Transcribe the records that follow exactly. Skip the pictures.

# [Material for this task]

<<<<

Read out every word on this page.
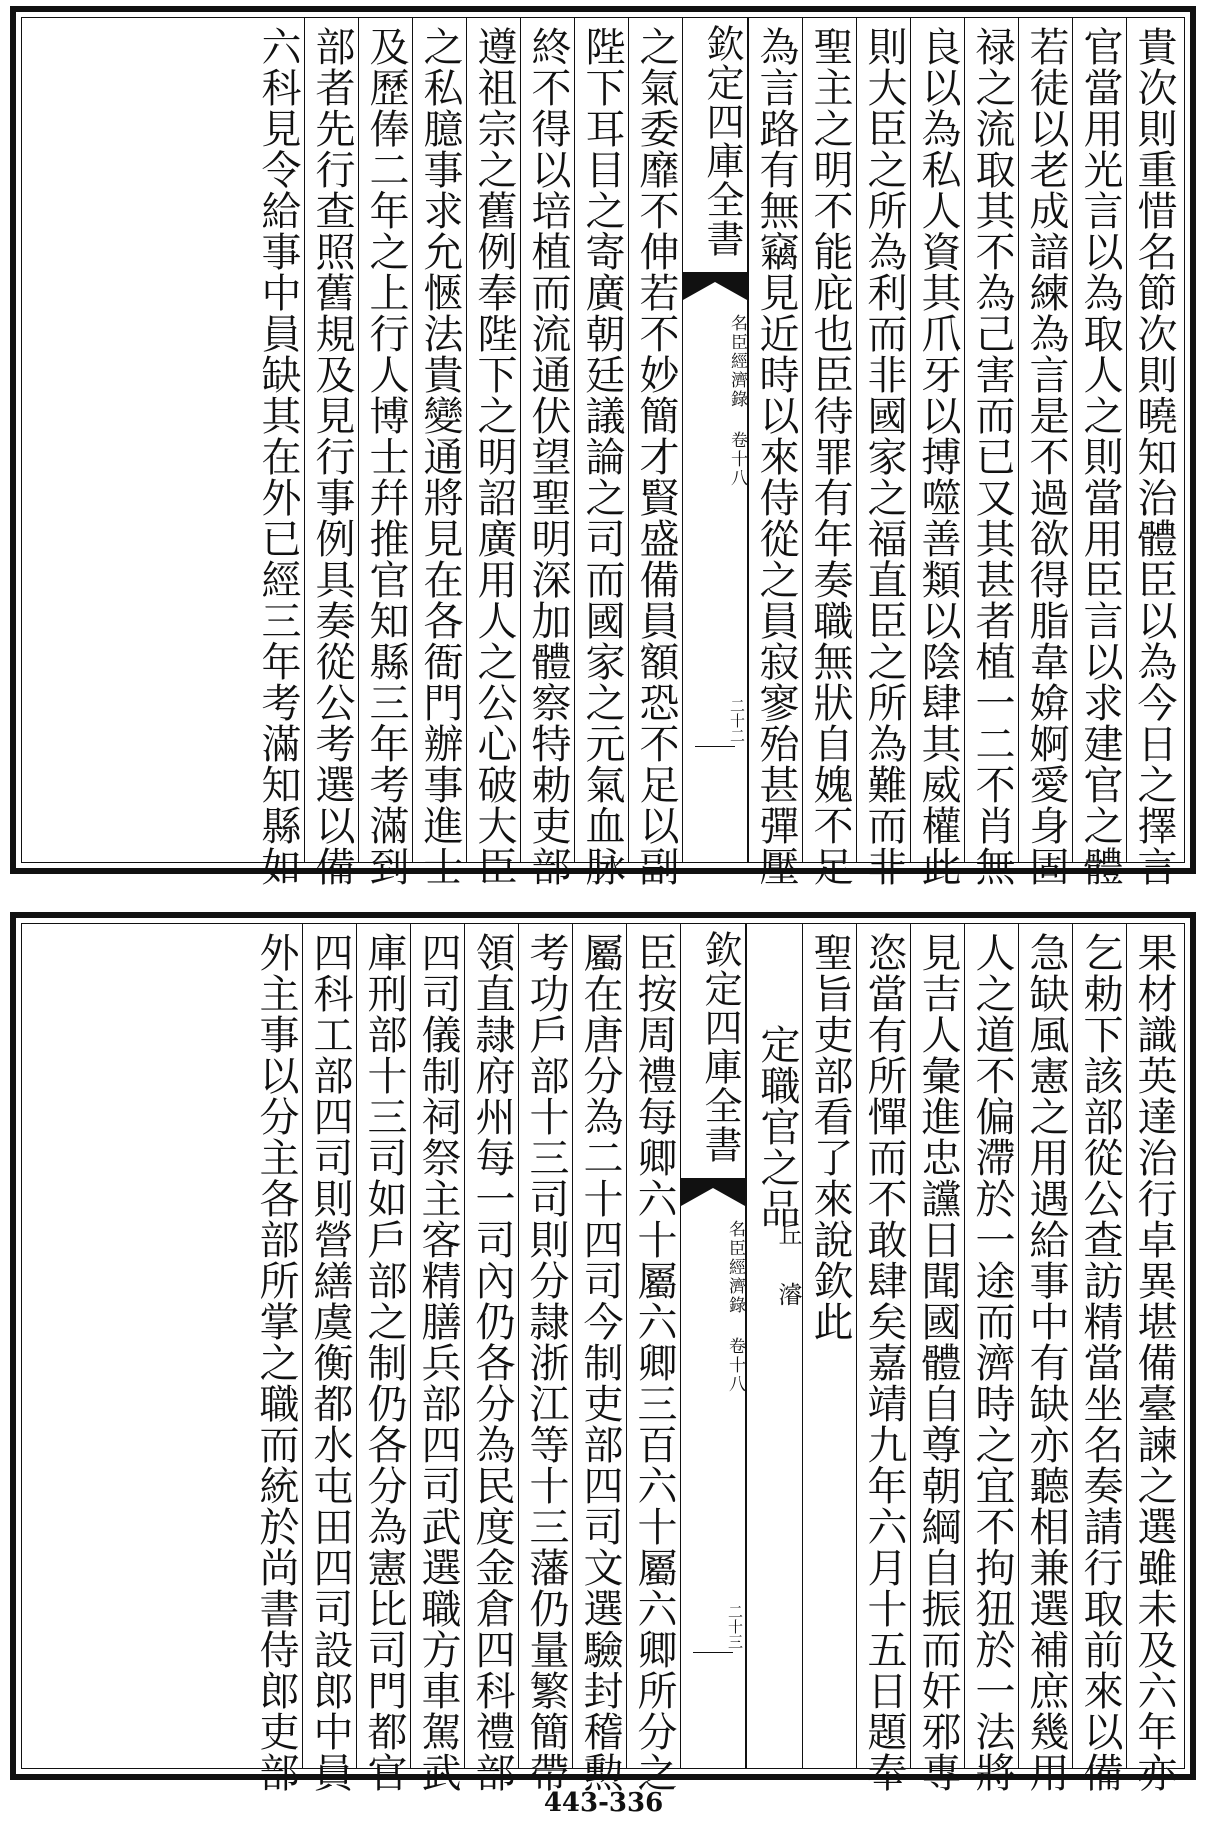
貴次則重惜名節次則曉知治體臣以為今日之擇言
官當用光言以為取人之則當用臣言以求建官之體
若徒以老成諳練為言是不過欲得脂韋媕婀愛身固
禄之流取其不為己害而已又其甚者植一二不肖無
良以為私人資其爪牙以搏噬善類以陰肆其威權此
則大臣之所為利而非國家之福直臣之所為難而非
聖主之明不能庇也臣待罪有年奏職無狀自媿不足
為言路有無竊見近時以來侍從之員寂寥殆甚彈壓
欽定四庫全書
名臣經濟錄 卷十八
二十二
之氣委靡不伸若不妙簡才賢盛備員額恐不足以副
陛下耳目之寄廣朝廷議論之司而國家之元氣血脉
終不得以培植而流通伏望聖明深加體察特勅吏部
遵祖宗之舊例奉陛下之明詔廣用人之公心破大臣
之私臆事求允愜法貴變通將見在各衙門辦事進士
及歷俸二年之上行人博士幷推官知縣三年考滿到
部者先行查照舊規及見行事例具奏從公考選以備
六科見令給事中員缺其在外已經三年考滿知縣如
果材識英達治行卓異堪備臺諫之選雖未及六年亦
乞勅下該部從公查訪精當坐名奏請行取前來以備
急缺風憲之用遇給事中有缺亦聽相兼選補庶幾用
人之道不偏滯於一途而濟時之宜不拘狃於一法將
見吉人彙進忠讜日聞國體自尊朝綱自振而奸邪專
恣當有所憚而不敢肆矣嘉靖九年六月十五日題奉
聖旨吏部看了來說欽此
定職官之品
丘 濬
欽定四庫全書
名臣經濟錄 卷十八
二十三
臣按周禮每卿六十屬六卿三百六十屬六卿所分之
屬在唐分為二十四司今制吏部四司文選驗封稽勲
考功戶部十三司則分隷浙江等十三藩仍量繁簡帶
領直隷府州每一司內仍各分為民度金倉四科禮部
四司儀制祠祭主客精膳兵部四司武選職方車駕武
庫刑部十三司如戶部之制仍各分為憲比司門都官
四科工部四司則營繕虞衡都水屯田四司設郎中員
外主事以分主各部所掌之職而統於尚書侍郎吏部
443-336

>>>>

# [Task response]
Read out every word on this page.
貴次則重惜名節次則曉知治體臣以為今日之擇言
官當用光言以為取人之則當用臣言以求建官之體
若徒以老成諳練為言是不過欲得脂韋媕婀愛身固
禄之流取其不為己害而已又其甚者植一二不肖無
良以為私人資其爪牙以搏噬善類以陰肆其威權此
則大臣之所為利而非國家之福直臣之所為難而非
聖主之明不能庇也臣待罪有年奏職無狀自媿不足
為言路有無竊見近時以來侍從之員寂寥殆甚彈壓
欽定四庫全書
名臣經濟錄 卷十八
二十二
之氣委靡不伸若不妙簡才賢盛備員額恐不足以副
陛下耳目之寄廣朝廷議論之司而國家之元氣血脉
終不得以培植而流通伏望聖明深加體察特勅吏部
遵祖宗之舊例奉陛下之明詔廣用人之公心破大臣
之私臆事求允愜法貴變通將見在各衙門辦事進士
及歷俸二年之上行人博士幷推官知縣三年考滿到
部者先行查照舊規及見行事例具奏從公考選以備
六科見令給事中員缺其在外已經三年考滿知縣如
果材識英達治行卓異堪備臺諫之選雖未及六年亦
乞勅下該部從公查訪精當坐名奏請行取前來以備
急缺風憲之用遇給事中有缺亦聽相兼選補庶幾用
人之道不偏滯於一途而濟時之宜不拘狃於一法將
見吉人彙進忠讜日聞國體自尊朝綱自振而奸邪專
恣當有所憚而不敢肆矣嘉靖九年六月十五日題奉
聖旨吏部看了來說欽此
定職官之品
丘 濬
欽定四庫全書
名臣經濟錄 卷十八
二十三
臣按周禮每卿六十屬六卿三百六十屬六卿所分之
屬在唐分為二十四司今制吏部四司文選驗封稽勲
考功戶部十三司則分隷浙江等十三藩仍量繁簡帶
領直隷府州每一司內仍各分為民度金倉四科禮部
四司儀制祠祭主客精膳兵部四司武選職方車駕武
庫刑部十三司如戶部之制仍各分為憲比司門都官
四科工部四司則營繕虞衡都水屯田四司設郎中員
外主事以分主各部所掌之職而統於尚書侍郎吏部
443-336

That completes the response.